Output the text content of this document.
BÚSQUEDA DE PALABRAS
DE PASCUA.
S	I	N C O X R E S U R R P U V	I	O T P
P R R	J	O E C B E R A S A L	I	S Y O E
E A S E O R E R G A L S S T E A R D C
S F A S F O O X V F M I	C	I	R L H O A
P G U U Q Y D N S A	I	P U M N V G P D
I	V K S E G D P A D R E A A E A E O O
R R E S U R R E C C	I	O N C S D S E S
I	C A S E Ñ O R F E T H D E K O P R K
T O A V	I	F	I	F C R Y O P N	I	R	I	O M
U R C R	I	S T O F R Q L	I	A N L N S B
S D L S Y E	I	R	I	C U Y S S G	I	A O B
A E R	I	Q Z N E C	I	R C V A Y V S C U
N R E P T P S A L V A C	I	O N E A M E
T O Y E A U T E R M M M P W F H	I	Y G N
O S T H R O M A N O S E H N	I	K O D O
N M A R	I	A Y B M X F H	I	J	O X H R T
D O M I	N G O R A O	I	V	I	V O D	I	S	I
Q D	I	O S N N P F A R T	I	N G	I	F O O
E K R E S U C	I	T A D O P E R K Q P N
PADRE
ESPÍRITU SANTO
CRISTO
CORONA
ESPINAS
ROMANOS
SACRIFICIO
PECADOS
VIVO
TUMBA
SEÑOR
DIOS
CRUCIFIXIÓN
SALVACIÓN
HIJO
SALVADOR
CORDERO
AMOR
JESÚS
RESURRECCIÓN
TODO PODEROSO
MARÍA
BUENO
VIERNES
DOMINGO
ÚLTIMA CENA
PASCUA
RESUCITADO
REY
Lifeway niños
------------------------------
All of the entries above need to be reproduced exactly.

▶ EXERCISE RESPONSE
Output the text content of this document.
BÚSQUEDA DE PALABRAS
DE PASCUA.
S	I	N C O X R E S U R R P U V	I	O T P
P R R	J	O E C B E R A S A L	I	S Y O E
E A S E O R E R G A L S S T E A R D C
S F A S F O O X V F M I	C	I	R L H O A
P G U U Q Y D N S A	I	P U M N V G P D
I	V K S E G D P A D R E A A E A E O O
R R E S U R R E C C	I	O N C S D S E S
I	C A S E Ñ O R F E T H D E K O P R K
T O A V	I	F	I	F C R Y O P N	I	R	I	O M
U R C R	I	S T O F R Q L	I	A N L N S B
S D L S Y E	I	R	I	C U Y S S G	I	A O B
A E R	I	Q Z N E C	I	R C V A Y V S C U
N R E P T P S A L V A C	I	O N E A M E
T O Y E A U T E R M M M P W F H	I	Y G N
O S T H R O M A N O S E H N	I	K O D O
N M A R	I	A Y B M X F H	I	J	O X H R T
D O M I	N G O R A O	I	V	I	V O D	I	S	I
Q D	I	O S N N P F A R T	I	N G	I	F O O
E K R E S U C	I	T A D O P E R K Q P N
PADRE
ESPÍRITU SANTO
CRISTO
CORONA
ESPINAS
ROMANOS
SACRIFICIO
PECADOS
VIVO
TUMBA
SEÑOR
DIOS
CRUCIFIXIÓN
SALVACIÓN
HIJO
SALVADOR
CORDERO
AMOR
JESÚS
RESURRECCIÓN
TODO PODEROSO
MARÍA
BUENO
VIERNES
DOMINGO
ÚLTIMA CENA
PASCUA
RESUCITADO
REY
Lifeway niños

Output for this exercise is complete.